• [Поставленная задача]: Перепишите фрагмент листинга от его начала до строки с «Text: Ȳ₇: Ȳ₇: [233, 579, 245, 592]» включительно, заменив «Circle shape» на «Ellipse shape». Всё остальное оставьте без изменений.

————

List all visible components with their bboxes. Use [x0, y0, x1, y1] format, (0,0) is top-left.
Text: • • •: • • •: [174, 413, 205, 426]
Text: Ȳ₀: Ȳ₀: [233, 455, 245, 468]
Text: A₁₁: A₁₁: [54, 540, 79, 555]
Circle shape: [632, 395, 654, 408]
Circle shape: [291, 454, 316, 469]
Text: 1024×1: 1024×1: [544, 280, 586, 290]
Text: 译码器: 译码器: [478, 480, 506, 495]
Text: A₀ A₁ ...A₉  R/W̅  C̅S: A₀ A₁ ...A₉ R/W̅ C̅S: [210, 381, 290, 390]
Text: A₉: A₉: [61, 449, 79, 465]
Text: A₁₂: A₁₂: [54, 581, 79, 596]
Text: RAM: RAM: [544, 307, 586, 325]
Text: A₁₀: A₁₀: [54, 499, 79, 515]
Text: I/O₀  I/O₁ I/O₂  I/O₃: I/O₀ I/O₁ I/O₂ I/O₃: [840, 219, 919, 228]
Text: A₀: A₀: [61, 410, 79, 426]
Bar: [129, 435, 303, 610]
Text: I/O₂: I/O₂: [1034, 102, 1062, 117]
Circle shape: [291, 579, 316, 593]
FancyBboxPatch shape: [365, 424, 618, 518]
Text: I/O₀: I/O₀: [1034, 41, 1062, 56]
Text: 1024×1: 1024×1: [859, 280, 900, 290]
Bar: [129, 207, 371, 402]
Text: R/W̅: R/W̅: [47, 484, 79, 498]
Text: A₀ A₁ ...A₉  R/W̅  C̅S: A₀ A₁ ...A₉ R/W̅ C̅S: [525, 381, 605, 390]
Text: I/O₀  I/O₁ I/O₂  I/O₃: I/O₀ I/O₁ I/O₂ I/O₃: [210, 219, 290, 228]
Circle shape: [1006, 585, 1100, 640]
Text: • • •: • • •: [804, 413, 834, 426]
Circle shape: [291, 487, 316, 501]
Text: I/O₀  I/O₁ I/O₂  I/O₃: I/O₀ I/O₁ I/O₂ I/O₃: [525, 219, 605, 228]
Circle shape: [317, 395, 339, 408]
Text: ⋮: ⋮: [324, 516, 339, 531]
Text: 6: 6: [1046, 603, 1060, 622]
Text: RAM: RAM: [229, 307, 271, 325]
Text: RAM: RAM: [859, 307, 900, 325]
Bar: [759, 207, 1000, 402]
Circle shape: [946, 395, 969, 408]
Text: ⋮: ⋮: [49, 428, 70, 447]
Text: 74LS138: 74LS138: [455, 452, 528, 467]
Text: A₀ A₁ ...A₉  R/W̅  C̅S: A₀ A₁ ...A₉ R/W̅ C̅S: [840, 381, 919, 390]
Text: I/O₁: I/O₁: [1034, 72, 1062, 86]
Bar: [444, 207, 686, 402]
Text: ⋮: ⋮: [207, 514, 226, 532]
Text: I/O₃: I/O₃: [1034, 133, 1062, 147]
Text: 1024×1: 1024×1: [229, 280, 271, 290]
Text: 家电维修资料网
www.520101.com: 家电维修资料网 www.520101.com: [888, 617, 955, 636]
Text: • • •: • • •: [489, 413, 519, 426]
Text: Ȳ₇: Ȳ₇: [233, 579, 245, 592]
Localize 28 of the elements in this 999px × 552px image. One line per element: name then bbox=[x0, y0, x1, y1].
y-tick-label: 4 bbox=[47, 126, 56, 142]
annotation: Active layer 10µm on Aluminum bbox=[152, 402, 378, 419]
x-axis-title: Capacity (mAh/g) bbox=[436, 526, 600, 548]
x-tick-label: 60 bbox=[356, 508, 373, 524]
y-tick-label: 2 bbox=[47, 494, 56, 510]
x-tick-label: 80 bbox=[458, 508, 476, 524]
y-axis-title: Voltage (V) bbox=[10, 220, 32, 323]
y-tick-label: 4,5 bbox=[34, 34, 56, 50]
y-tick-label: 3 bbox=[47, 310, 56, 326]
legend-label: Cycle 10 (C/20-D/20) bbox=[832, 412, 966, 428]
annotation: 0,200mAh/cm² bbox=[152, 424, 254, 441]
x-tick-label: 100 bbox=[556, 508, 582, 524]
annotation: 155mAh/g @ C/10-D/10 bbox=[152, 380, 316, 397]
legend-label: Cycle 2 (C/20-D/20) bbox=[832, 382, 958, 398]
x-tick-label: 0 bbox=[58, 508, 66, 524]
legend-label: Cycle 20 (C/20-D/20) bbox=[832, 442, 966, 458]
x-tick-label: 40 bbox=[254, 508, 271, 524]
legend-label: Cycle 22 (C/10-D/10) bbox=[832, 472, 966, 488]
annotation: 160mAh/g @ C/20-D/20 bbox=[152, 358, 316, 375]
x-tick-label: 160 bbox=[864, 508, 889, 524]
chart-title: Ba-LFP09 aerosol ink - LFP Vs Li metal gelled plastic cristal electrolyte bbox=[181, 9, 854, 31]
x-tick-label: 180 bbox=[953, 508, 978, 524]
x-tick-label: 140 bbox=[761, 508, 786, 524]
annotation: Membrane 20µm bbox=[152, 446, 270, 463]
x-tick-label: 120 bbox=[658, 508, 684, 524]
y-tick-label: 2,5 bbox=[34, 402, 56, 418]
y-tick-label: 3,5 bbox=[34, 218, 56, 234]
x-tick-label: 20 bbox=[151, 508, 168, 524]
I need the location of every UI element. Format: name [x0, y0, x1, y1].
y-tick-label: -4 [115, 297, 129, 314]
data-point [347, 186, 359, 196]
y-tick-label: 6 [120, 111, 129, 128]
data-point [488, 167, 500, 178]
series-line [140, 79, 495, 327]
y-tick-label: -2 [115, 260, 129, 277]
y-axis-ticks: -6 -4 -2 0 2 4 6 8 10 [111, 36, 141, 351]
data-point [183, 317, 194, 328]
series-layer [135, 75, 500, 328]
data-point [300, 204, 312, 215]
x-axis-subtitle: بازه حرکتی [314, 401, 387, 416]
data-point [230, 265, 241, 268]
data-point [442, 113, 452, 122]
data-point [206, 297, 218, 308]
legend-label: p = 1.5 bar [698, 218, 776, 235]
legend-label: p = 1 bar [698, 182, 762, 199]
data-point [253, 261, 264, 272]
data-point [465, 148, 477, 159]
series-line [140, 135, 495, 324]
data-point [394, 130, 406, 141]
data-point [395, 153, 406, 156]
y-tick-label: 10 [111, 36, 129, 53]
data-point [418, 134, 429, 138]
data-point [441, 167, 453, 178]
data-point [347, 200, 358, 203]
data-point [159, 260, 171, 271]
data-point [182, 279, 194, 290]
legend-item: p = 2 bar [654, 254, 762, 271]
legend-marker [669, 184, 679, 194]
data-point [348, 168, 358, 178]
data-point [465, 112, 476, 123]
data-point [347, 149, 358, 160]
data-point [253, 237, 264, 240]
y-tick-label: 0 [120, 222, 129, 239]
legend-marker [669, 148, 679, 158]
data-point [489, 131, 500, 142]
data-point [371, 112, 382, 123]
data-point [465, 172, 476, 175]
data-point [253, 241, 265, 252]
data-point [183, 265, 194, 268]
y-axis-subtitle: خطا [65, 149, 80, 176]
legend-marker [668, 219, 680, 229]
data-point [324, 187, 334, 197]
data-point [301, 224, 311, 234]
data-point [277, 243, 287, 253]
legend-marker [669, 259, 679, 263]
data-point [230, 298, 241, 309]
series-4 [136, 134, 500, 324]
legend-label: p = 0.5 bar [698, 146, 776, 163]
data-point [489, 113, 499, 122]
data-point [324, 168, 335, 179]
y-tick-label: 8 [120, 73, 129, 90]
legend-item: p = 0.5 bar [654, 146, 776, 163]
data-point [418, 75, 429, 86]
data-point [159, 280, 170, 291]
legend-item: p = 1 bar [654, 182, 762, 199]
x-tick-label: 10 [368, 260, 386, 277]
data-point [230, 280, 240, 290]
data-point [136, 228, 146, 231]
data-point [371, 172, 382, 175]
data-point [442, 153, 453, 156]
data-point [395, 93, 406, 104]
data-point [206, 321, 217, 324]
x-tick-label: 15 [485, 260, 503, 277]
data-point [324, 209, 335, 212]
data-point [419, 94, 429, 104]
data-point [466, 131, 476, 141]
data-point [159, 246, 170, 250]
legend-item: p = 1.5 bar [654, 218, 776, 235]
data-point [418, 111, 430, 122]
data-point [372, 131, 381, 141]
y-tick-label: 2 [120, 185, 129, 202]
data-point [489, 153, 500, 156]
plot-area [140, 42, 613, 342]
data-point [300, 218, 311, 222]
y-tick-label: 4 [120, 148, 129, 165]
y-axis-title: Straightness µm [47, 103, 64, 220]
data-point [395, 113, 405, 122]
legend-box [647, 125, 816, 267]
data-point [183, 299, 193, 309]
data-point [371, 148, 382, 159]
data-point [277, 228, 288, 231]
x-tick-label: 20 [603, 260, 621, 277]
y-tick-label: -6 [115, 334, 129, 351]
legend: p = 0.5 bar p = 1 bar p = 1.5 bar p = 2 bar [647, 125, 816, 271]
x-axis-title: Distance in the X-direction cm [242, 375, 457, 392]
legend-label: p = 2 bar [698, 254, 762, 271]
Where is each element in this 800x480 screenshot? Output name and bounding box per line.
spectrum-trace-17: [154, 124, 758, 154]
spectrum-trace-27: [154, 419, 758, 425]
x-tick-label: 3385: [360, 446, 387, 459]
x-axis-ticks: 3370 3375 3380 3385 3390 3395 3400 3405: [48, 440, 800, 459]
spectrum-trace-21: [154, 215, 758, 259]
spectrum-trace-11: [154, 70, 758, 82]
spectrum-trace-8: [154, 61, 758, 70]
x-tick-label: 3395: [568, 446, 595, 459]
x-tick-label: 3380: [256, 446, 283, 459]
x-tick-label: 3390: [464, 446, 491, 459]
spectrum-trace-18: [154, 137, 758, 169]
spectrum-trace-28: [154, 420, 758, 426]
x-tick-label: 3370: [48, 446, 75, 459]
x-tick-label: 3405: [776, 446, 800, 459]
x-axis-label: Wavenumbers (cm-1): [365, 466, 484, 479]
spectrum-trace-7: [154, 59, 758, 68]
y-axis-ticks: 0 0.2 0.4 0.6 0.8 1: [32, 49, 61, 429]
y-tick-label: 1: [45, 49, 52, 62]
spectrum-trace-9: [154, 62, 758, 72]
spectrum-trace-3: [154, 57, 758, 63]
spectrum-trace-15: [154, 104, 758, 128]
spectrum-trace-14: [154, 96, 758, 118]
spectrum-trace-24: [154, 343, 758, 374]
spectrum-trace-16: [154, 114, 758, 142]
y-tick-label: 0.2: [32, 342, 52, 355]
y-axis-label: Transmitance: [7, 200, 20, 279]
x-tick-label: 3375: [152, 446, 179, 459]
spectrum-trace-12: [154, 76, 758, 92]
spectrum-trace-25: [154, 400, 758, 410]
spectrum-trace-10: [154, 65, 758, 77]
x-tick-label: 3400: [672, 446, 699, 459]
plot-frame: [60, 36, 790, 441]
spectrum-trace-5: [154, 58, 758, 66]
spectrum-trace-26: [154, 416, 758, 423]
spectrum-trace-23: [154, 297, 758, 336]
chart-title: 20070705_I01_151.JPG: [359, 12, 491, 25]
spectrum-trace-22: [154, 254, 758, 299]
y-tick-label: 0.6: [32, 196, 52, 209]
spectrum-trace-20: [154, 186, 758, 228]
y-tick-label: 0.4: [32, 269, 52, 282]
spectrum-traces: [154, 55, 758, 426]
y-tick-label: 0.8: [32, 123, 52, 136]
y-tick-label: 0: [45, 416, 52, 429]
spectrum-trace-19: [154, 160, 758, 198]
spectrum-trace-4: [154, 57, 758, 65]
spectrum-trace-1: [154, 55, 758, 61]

————

• [Ответ к упражнению]:
List all visible components with their bboxes. Use [x0, y0, x1, y1] format, (0,0) is top-left.
Text: • • •: • • •: [174, 413, 205, 426]
Text: Ȳ₀: Ȳ₀: [233, 455, 245, 468]
Text: A₁₁: A₁₁: [54, 540, 79, 555]
Ellipse shape: [632, 395, 654, 408]
Ellipse shape: [291, 454, 316, 469]
Text: 1024×1: 1024×1: [544, 280, 586, 290]
Text: 译码器: 译码器: [478, 480, 506, 495]
Text: A₀ A₁ ...A₉  R/W̅  C̅S: A₀ A₁ ...A₉ R/W̅ C̅S: [210, 381, 290, 390]
Text: A₉: A₉: [61, 449, 79, 465]
Text: A₁₂: A₁₂: [54, 581, 79, 596]
Text: RAM: RAM: [544, 307, 586, 325]
Text: A₁₀: A₁₀: [54, 499, 79, 515]
Text: I/O₀  I/O₁ I/O₂  I/O₃: I/O₀ I/O₁ I/O₂ I/O₃: [840, 219, 919, 228]
Text: A₀: A₀: [61, 410, 79, 426]
Bar: [129, 435, 303, 610]
Text: I/O₂: I/O₂: [1034, 102, 1062, 117]
Ellipse shape: [291, 579, 316, 593]
FancyBboxPatch shape: [365, 424, 618, 518]
Text: I/O₀: I/O₀: [1034, 41, 1062, 56]
Text: 1024×1: 1024×1: [859, 280, 900, 290]
Bar: [129, 207, 371, 402]
Text: R/W̅: R/W̅: [47, 484, 79, 498]
Text: A₀ A₁ ...A₉  R/W̅  C̅S: A₀ A₁ ...A₉ R/W̅ C̅S: [525, 381, 605, 390]
Text: I/O₀  I/O₁ I/O₂  I/O₃: I/O₀ I/O₁ I/O₂ I/O₃: [210, 219, 290, 228]
Ellipse shape: [1006, 585, 1100, 640]
Text: • • •: • • •: [804, 413, 834, 426]
Ellipse shape: [291, 487, 316, 501]
Text: I/O₀  I/O₁ I/O₂  I/O₃: I/O₀ I/O₁ I/O₂ I/O₃: [525, 219, 605, 228]
Ellipse shape: [317, 395, 339, 408]
Text: ⋮: ⋮: [324, 516, 339, 531]
Text: 6: 6: [1046, 603, 1060, 622]
Text: RAM: RAM: [229, 307, 271, 325]
Text: RAM: RAM: [859, 307, 900, 325]
Bar: [759, 207, 1000, 402]
Ellipse shape: [946, 395, 969, 408]
Text: ⋮: ⋮: [49, 428, 70, 447]
Text: 74LS138: 74LS138: [455, 452, 528, 467]
Text: A₀ A₁ ...A₉  R/W̅  C̅S: A₀ A₁ ...A₉ R/W̅ C̅S: [840, 381, 919, 390]
Text: I/O₁: I/O₁: [1034, 72, 1062, 86]
Bar: [444, 207, 686, 402]
Text: ⋮: ⋮: [207, 514, 226, 532]
Text: I/O₃: I/O₃: [1034, 133, 1062, 147]
Text: 1024×1: 1024×1: [229, 280, 271, 290]
Text: 家电维修资料网
www.520101.com: 家电维修资料网 www.520101.com: [888, 617, 955, 636]
Text: • • •: • • •: [489, 413, 519, 426]
Text: Ȳ₇: Ȳ₇: [233, 579, 245, 592]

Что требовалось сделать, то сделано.